▶ **The problem**
Find the string "image" and gather every line that holds it.

(Dataset entries)
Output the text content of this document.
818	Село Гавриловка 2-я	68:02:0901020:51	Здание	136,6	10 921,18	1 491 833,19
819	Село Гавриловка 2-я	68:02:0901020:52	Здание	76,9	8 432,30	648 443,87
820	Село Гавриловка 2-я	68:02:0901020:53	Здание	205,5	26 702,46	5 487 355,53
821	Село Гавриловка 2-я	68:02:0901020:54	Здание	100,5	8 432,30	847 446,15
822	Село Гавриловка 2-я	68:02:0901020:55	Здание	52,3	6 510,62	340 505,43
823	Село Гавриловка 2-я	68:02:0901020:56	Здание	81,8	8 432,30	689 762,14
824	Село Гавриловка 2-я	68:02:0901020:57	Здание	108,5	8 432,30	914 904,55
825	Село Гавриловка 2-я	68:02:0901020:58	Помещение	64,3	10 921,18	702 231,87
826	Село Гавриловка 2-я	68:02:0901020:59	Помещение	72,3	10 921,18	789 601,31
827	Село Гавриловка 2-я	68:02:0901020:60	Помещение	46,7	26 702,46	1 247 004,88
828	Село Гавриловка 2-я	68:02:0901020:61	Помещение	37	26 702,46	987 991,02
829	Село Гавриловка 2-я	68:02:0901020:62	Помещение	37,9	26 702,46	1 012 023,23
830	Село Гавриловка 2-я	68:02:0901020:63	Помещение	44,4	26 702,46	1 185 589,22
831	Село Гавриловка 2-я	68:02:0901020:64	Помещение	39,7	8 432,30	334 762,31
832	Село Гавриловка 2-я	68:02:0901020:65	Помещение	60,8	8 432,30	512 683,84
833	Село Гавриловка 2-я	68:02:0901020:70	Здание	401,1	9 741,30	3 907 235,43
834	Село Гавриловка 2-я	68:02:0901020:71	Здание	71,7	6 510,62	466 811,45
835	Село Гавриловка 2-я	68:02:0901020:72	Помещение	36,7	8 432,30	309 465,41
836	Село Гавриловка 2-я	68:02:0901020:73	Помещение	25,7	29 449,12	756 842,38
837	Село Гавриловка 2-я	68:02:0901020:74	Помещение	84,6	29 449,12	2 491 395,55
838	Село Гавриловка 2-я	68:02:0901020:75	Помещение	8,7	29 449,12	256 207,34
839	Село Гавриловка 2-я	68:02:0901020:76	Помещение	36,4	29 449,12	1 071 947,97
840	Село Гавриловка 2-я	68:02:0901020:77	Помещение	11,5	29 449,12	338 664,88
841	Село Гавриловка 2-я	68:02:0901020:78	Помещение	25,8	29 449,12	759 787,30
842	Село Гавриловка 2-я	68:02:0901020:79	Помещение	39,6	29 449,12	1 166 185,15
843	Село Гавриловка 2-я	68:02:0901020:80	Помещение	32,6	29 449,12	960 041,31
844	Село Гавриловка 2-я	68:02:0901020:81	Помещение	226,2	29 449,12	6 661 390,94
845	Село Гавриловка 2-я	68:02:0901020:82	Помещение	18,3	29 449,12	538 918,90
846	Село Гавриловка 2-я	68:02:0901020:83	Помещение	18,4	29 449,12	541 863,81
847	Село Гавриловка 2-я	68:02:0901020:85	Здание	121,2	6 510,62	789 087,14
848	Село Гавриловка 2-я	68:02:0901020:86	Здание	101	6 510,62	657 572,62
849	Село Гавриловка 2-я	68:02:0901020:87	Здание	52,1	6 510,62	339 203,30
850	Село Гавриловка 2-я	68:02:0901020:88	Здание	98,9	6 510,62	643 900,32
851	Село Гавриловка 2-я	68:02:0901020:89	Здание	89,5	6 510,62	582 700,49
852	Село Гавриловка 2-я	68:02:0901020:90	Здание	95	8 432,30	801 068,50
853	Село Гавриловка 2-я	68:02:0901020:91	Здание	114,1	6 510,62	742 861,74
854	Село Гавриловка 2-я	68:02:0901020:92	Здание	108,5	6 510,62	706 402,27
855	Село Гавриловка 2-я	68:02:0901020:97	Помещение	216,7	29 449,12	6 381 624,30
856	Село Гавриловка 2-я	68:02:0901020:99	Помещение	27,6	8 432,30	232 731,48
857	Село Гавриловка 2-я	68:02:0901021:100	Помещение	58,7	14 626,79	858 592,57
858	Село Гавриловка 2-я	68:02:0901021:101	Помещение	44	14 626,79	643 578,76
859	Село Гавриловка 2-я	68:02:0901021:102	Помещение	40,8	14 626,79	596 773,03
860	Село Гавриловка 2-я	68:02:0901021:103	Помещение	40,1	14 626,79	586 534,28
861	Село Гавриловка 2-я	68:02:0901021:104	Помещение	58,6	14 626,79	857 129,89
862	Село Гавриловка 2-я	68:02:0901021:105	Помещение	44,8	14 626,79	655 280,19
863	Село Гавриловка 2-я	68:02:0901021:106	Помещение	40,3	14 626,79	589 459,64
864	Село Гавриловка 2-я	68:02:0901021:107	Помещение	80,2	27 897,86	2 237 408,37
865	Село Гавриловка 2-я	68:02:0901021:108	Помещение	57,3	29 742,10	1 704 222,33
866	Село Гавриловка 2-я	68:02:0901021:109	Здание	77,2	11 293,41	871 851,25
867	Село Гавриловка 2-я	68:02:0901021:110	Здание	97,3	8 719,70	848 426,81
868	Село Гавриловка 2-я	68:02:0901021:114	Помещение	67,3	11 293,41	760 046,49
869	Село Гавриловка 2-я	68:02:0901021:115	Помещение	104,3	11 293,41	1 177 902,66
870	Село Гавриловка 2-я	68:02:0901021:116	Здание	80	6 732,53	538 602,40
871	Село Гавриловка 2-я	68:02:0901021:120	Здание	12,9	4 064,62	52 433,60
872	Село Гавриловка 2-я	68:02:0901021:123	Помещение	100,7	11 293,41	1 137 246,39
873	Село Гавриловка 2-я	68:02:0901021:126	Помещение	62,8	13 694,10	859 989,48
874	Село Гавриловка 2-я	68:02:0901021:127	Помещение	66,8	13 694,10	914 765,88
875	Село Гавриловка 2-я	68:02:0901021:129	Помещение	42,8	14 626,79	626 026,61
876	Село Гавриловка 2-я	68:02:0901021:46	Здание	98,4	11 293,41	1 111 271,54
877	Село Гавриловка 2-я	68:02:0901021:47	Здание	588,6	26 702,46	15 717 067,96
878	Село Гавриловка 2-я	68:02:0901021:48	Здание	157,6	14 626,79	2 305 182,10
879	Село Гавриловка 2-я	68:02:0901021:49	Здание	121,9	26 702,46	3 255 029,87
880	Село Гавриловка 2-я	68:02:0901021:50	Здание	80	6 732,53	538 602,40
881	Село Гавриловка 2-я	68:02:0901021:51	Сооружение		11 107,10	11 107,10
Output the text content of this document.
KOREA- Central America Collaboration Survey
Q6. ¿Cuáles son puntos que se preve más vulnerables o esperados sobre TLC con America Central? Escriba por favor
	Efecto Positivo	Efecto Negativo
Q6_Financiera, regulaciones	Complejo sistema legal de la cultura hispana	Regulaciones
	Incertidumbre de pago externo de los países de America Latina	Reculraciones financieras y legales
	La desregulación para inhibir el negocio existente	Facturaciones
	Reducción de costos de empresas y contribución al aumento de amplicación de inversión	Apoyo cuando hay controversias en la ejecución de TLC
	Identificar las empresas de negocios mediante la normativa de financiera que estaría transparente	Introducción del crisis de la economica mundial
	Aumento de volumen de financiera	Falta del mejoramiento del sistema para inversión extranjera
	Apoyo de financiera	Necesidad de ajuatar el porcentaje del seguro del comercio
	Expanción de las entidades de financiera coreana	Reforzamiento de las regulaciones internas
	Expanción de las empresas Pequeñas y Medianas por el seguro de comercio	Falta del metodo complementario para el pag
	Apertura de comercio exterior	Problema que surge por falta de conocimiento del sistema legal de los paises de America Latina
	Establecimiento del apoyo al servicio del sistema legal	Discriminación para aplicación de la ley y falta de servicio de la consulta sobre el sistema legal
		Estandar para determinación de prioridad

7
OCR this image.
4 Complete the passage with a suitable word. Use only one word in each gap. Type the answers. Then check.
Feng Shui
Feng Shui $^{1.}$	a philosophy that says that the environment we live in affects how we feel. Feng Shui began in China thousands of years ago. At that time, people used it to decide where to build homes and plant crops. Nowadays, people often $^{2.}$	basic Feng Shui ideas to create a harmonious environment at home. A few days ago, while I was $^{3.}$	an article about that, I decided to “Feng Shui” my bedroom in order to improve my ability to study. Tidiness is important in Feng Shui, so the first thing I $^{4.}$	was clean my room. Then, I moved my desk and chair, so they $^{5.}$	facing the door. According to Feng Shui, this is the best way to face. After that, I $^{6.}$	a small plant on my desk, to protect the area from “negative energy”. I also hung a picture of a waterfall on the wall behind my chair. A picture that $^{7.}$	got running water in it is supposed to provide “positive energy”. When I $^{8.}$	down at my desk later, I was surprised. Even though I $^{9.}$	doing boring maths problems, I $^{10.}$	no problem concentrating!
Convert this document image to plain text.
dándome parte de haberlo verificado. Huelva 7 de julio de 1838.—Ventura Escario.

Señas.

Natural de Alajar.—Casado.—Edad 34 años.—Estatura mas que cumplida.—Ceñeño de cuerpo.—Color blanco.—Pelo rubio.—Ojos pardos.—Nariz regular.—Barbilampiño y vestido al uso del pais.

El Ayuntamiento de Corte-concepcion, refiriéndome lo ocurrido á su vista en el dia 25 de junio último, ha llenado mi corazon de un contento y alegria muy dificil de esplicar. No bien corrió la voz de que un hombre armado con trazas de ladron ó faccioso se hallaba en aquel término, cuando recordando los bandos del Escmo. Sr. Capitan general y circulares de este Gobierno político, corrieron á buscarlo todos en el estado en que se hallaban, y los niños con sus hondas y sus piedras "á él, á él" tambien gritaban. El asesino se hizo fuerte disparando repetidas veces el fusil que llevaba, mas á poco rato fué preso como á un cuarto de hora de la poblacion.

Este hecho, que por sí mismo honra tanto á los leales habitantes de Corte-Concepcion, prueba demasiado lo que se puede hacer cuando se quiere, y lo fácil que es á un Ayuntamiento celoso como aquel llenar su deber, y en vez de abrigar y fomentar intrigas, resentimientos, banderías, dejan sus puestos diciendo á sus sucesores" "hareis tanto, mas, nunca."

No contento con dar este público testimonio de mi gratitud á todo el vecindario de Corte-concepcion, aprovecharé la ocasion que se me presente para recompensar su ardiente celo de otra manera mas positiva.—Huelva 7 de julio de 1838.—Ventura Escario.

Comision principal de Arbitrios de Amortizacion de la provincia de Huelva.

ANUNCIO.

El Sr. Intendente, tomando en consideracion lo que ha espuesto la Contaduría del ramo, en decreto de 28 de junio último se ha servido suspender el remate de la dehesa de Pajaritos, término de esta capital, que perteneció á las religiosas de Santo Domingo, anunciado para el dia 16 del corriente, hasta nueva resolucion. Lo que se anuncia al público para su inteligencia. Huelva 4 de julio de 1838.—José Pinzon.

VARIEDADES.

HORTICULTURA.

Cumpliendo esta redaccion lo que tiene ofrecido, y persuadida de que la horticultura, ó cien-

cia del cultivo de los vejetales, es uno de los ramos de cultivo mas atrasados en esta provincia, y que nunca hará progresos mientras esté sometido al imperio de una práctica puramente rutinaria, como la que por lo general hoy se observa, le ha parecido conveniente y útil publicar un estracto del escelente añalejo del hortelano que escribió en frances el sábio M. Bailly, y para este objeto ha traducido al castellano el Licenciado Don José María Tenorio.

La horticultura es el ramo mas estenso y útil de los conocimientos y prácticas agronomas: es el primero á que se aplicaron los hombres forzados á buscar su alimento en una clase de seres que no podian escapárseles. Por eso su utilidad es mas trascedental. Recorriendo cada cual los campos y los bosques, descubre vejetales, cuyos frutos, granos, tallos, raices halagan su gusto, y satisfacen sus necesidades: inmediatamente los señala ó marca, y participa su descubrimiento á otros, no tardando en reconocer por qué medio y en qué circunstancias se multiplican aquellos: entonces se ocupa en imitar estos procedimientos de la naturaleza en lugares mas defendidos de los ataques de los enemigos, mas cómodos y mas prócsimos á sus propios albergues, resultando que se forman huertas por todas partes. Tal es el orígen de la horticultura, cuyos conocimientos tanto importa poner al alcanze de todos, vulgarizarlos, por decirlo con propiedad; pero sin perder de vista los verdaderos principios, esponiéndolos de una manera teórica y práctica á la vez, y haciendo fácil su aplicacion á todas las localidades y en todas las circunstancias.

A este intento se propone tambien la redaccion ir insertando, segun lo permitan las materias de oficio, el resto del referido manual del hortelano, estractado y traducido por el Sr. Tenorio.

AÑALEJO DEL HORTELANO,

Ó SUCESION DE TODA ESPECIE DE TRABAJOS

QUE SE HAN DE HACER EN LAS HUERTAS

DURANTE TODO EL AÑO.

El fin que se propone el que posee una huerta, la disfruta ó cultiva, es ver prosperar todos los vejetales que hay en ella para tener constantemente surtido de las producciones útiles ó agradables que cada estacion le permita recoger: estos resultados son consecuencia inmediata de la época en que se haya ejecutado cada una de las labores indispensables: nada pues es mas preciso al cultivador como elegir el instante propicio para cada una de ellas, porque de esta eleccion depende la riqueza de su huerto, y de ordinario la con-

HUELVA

▶ **Answer to the task**
OCR this image.
Convert this document image to plain text.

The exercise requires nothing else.